Rewrite every line of the items below as a Markdown table with the columns Row and Text, numbering the rows and skipping blank lines. Leave the pictures out.

**Data for the task:**

####

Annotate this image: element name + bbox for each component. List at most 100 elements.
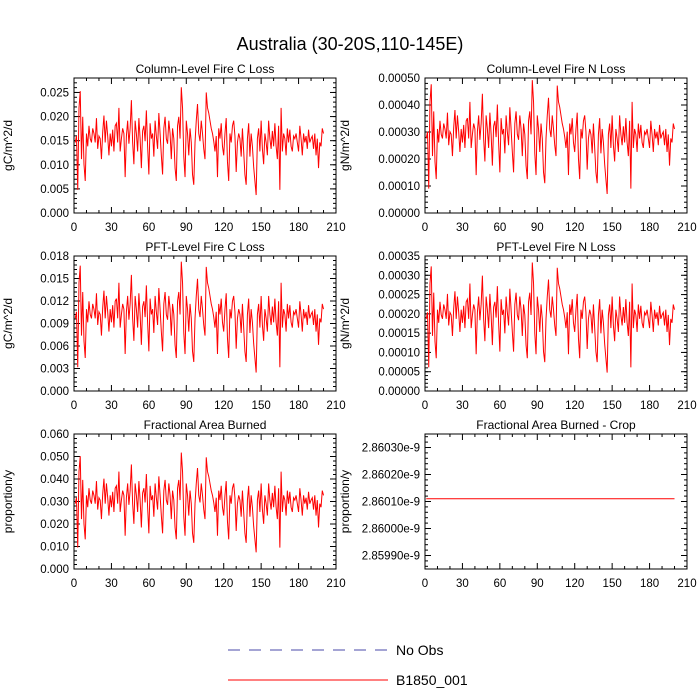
x-tick-label: 150 [252, 578, 271, 590]
panel-title: PFT-Level Fire N Loss [496, 240, 615, 254]
x-tick-label: 30 [456, 222, 469, 234]
plot-frame [424, 433, 688, 570]
y-tick-label: 0.00030 [378, 127, 420, 139]
y-tick-label: 0.030 [40, 497, 69, 509]
x-tick-label: 120 [214, 400, 233, 412]
x-tick-label: 180 [640, 578, 659, 590]
plot-frame [424, 255, 688, 392]
y-tick-label: 0.000 [40, 208, 69, 220]
y-tick-label: 0.025 [40, 87, 69, 99]
x-tick-label: 150 [252, 400, 271, 412]
y-tick-label: 0.00010 [378, 181, 420, 193]
x-tick-label: 60 [493, 578, 506, 590]
x-tick-label: 90 [180, 400, 193, 412]
x-tick-label: 150 [603, 222, 622, 234]
series-line-b1850 [425, 262, 676, 373]
x-tick-label: 210 [677, 222, 696, 234]
y-tick-label: 0.020 [40, 519, 69, 531]
y-tick-label: 0.010 [40, 542, 69, 554]
y-axis-label: proportion/y [1, 470, 15, 533]
y-tick-label: 2.86010e-9 [362, 497, 420, 509]
x-tick-label: 30 [105, 222, 118, 234]
x-tick-label: 0 [71, 222, 77, 234]
y-tick-label: 2.86030e-9 [362, 443, 420, 455]
x-tick-label: 210 [326, 578, 345, 590]
x-tick-label: 90 [180, 578, 193, 590]
y-tick-label: 2.86000e-9 [362, 524, 420, 536]
y-axis-label: proportion/y [338, 470, 352, 533]
x-tick-label: 180 [289, 400, 308, 412]
x-tick-label: 0 [422, 222, 428, 234]
series-line-b1850 [74, 452, 325, 553]
x-tick-label: 120 [214, 578, 233, 590]
panel-title: Fractional Area Burned - Crop [476, 418, 636, 432]
y-tick-label: 0.015 [40, 274, 69, 286]
y-tick-label: 0.012 [40, 296, 69, 308]
y-axis-label: gC/m^2/d [1, 298, 15, 349]
x-tick-label: 60 [142, 400, 155, 412]
x-tick-label: 60 [142, 578, 155, 590]
series-line-b1850 [425, 80, 676, 195]
x-tick-label: 120 [214, 222, 233, 234]
x-tick-label: 120 [565, 222, 584, 234]
panel-col_c: Column-Level Fire C Loss gC/m^2/d 0 30 60 90 1… [1, 62, 346, 234]
y-tick-label: 0.00030 [378, 270, 420, 282]
panel-title: Fractional Area Burned [144, 418, 267, 432]
x-tick-label: 210 [677, 400, 696, 412]
y-tick-label: 0.000 [40, 564, 69, 576]
legend: No Obs B1850_001 [228, 642, 468, 688]
x-tick-label: 90 [531, 578, 544, 590]
panel-title: PFT-Level Fire C Loss [145, 240, 264, 254]
y-tick-label: 0.00015 [378, 328, 420, 340]
x-tick-label: 90 [180, 222, 193, 234]
y-tick-label: 2.86020e-9 [362, 470, 420, 482]
y-tick-label: 2.85990e-9 [362, 551, 420, 563]
series-line-b1850 [74, 87, 325, 196]
y-axis-label: gN/m^2/d [338, 298, 352, 349]
y-tick-label: 0.00050 [378, 73, 420, 85]
panel-area: Fractional Area Burned proportion/y 0 30 60 9… [1, 418, 346, 590]
x-tick-label: 30 [456, 400, 469, 412]
y-tick-label: 0.005 [40, 184, 69, 196]
y-tick-label: 0.00040 [378, 100, 420, 112]
y-tick-label: 0.00020 [378, 309, 420, 321]
y-tick-label: 0.015 [40, 136, 69, 148]
x-tick-label: 0 [422, 578, 428, 590]
x-tick-label: 60 [493, 400, 506, 412]
panel-title: Column-Level Fire C Loss [136, 62, 275, 76]
y-tick-label: 0.00035 [378, 251, 420, 263]
y-tick-label: 0.00020 [378, 154, 420, 166]
panel-crop: Fractional Area Burned - Crop proportion/… [338, 418, 697, 590]
y-tick-label: 0.018 [40, 251, 69, 263]
y-tick-label: 0.040 [40, 474, 69, 486]
y-tick-label: 0.010 [40, 160, 69, 172]
x-tick-label: 150 [252, 222, 271, 234]
y-tick-label: 0.020 [40, 112, 69, 124]
x-tick-label: 90 [531, 400, 544, 412]
x-tick-label: 210 [326, 222, 345, 234]
panel-col_n: Column-Level Fire N Loss gN/m^2/d 0 30 60 90 1… [338, 62, 697, 234]
x-tick-label: 120 [565, 578, 584, 590]
y-tick-label: 0.000 [40, 386, 69, 398]
x-tick-label: 0 [71, 400, 77, 412]
plot-frame [424, 77, 688, 214]
y-axis-label: gC/m^2/d [1, 120, 15, 171]
x-tick-label: 30 [105, 578, 118, 590]
panel-grid: Column-Level Fire C Loss gC/m^2/d 0 30 60 90 1… [1, 62, 697, 590]
x-tick-label: 150 [603, 400, 622, 412]
legend-label-no-obs: No Obs [396, 642, 443, 658]
x-tick-label: 180 [640, 222, 659, 234]
x-tick-label: 0 [71, 578, 77, 590]
x-tick-label: 180 [640, 400, 659, 412]
x-tick-label: 90 [531, 222, 544, 234]
legend-label-b1850: B1850_001 [396, 672, 468, 688]
x-tick-label: 210 [677, 578, 696, 590]
y-tick-label: 0.00025 [378, 290, 420, 302]
y-tick-label: 0.00010 [378, 347, 420, 359]
x-tick-label: 150 [603, 578, 622, 590]
y-tick-label: 0.00000 [378, 386, 420, 398]
x-tick-label: 30 [456, 578, 469, 590]
x-tick-label: 180 [289, 578, 308, 590]
figure-title: Australia (30-20S,110-145E) [237, 34, 464, 54]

####

**Task solution:**
| Row | Text |
|---|---|
| 1 | Annotate this image: element name + bbox for each component. List at most 100 elements. |
| 2 | x-tick-label: 150 [252, 578, 271, 590] |
| 3 | panel-title: PFT-Level Fire N Loss [496, 240, 615, 254] |
| 4 | x-tick-label: 30 [456, 222, 469, 234] |
| 5 | plot-frame [424, 433, 688, 570] |
| 6 | y-tick-label: 0.00030 [378, 127, 420, 139] |
| 7 | y-tick-label: 0.030 [40, 497, 69, 509] |
| 8 | x-tick-label: 120 [214, 400, 233, 412] |
| 9 | x-tick-label: 180 [640, 578, 659, 590] |
| 10 | plot-frame [424, 255, 688, 392] |
| 11 | y-tick-label: 0.000 [40, 208, 69, 220] |
| 12 | y-tick-label: 0.025 [40, 87, 69, 99] |
| 13 | x-tick-label: 150 [252, 400, 271, 412] |
| 14 | y-tick-label: 0.00010 [378, 181, 420, 193] |
| 15 | x-tick-label: 60 [493, 578, 506, 590] |
| 16 | x-tick-label: 90 [180, 400, 193, 412] |
| 17 | x-tick-label: 150 [603, 222, 622, 234] |
| 18 | series-line-b1850 [425, 262, 676, 373] |
| 19 | x-tick-label: 210 [677, 222, 696, 234] |
| 20 | y-tick-label: 0.020 [40, 519, 69, 531] |
| 21 | y-tick-label: 0.010 [40, 542, 69, 554] |
| 22 | y-axis-label: proportion/y [1, 470, 15, 533] |
| 23 | y-tick-label: 2.86010e-9 [362, 497, 420, 509] |
| 24 | x-tick-label: 30 [105, 222, 118, 234] |
| 25 | x-tick-label: 0 [71, 222, 77, 234] |
| 26 | y-tick-label: 2.86030e-9 [362, 443, 420, 455] |
| 27 | x-tick-label: 210 [326, 578, 345, 590] |
| 28 | x-tick-label: 90 [180, 578, 193, 590] |
| 29 | y-tick-label: 2.86000e-9 [362, 524, 420, 536] |
| 30 | y-axis-label: proportion/y [338, 470, 352, 533] |
| 31 | x-tick-label: 180 [289, 400, 308, 412] |
| 32 | x-tick-label: 0 [422, 222, 428, 234] |
| 33 | series-line-b1850 [74, 452, 325, 553] |
| 34 | x-tick-label: 120 [214, 578, 233, 590] |
| 35 | panel-title: Fractional Area Burned - Crop [476, 418, 636, 432] |
| 36 | y-tick-label: 0.015 [40, 274, 69, 286] |
| 37 | y-tick-label: 0.012 [40, 296, 69, 308] |
| 38 | y-axis-label: gC/m^2/d [1, 298, 15, 349] |
| 39 | x-tick-label: 60 [142, 400, 155, 412] |
| 40 | x-tick-label: 60 [142, 578, 155, 590] |
| 41 | series-line-b1850 [425, 80, 676, 195] |
| 42 | x-tick-label: 120 [214, 222, 233, 234] |
| 43 | x-tick-label: 120 [565, 222, 584, 234] |
| 44 | panel-col_c: Column-Level Fire C Loss gC/m^2/d 0 30 60 90 1… [1, 62, 346, 234] |
| 45 | y-tick-label: 0.00030 [378, 270, 420, 282] |
| 46 | panel-title: Fractional Area Burned [144, 418, 267, 432] |
| 47 | x-tick-label: 210 [677, 400, 696, 412] |
| 48 | y-tick-label: 0.000 [40, 564, 69, 576] |
| 49 | legend: No Obs B1850_001 [228, 642, 468, 688] |
| 50 | x-tick-label: 90 [531, 578, 544, 590] |
| 51 | panel-title: PFT-Level Fire C Loss [145, 240, 264, 254] |
| 52 | y-tick-label: 0.00015 [378, 328, 420, 340] |
| 53 | x-tick-label: 90 [180, 222, 193, 234] |
| 54 | y-tick-label: 2.86020e-9 [362, 470, 420, 482] |
| 55 | y-tick-label: 2.85990e-9 [362, 551, 420, 563] |
| 56 | series-line-b1850 [74, 87, 325, 196] |
| 57 | y-axis-label: gN/m^2/d [338, 298, 352, 349] |
| 58 | y-tick-label: 0.00050 [378, 73, 420, 85] |
| 59 | panel-area: Fractional Area Burned proportion/y 0 30 60 9… [1, 418, 346, 590] |
| 60 | x-tick-label: 30 [456, 400, 469, 412] |
| 61 | y-tick-label: 0.005 [40, 184, 69, 196] |
| 62 | y-tick-label: 0.00040 [378, 100, 420, 112] |
| 63 | y-tick-label: 0.00020 [378, 309, 420, 321] |
| 64 | y-tick-label: 0.015 [40, 136, 69, 148] |
| 65 | x-tick-label: 0 [422, 578, 428, 590] |
| 66 | x-tick-label: 60 [493, 400, 506, 412] |
| 67 | panel-title: Column-Level Fire C Loss [136, 62, 275, 76] |
| 68 | y-tick-label: 0.00035 [378, 251, 420, 263] |
| 69 | y-tick-label: 0.00020 [378, 154, 420, 166] |
| 70 | panel-crop: Fractional Area Burned - Crop proportion/… [338, 418, 697, 590] |
| 71 | y-tick-label: 0.018 [40, 251, 69, 263] |
| 72 | y-tick-label: 0.040 [40, 474, 69, 486] |
| 73 | y-tick-label: 0.010 [40, 160, 69, 172] |
| 74 | x-tick-label: 150 [252, 222, 271, 234] |
| 75 | y-tick-label: 0.020 [40, 112, 69, 124] |
| 76 | x-tick-label: 90 [531, 400, 544, 412] |
| 77 | x-tick-label: 210 [326, 222, 345, 234] |
| 78 | panel-col_n: Column-Level Fire N Loss gN/m^2/d 0 30 60 90 1… [338, 62, 697, 234] |
| 79 | x-tick-label: 120 [565, 578, 584, 590] |
| 80 | y-tick-label: 0.000 [40, 386, 69, 398] |
| 81 | x-tick-label: 0 [71, 400, 77, 412] |
| 82 | plot-frame [424, 77, 688, 214] |
| 83 | y-axis-label: gC/m^2/d [1, 120, 15, 171] |
| 84 | x-tick-label: 30 [105, 578, 118, 590] |
| 85 | panel-grid: Column-Level Fire C Loss gC/m^2/d 0 30 60 90 1… [1, 62, 697, 590] |
| 86 | x-tick-label: 150 [603, 400, 622, 412] |
| 87 | legend-label-no-obs: No Obs [396, 642, 443, 658] |
| 88 | x-tick-label: 180 [640, 222, 659, 234] |
| 89 | x-tick-label: 0 [71, 578, 77, 590] |
| 90 | x-tick-label: 180 [640, 400, 659, 412] |
| 91 | x-tick-label: 90 [531, 222, 544, 234] |
| 92 | legend-label-b1850: B1850_001 [396, 672, 468, 688] |
| 93 | x-tick-label: 210 [677, 578, 696, 590] |
| 94 | y-tick-label: 0.00025 [378, 290, 420, 302] |
| 95 | y-tick-label: 0.00010 [378, 347, 420, 359] |
| 96 | x-tick-label: 150 [603, 578, 622, 590] |
| 97 | y-tick-label: 0.00000 [378, 386, 420, 398] |
| 98 | x-tick-label: 30 [456, 578, 469, 590] |
| 99 | x-tick-label: 180 [289, 578, 308, 590] |
| 100 | figure-title: Australia (30-20S,110-145E) [237, 34, 464, 54] |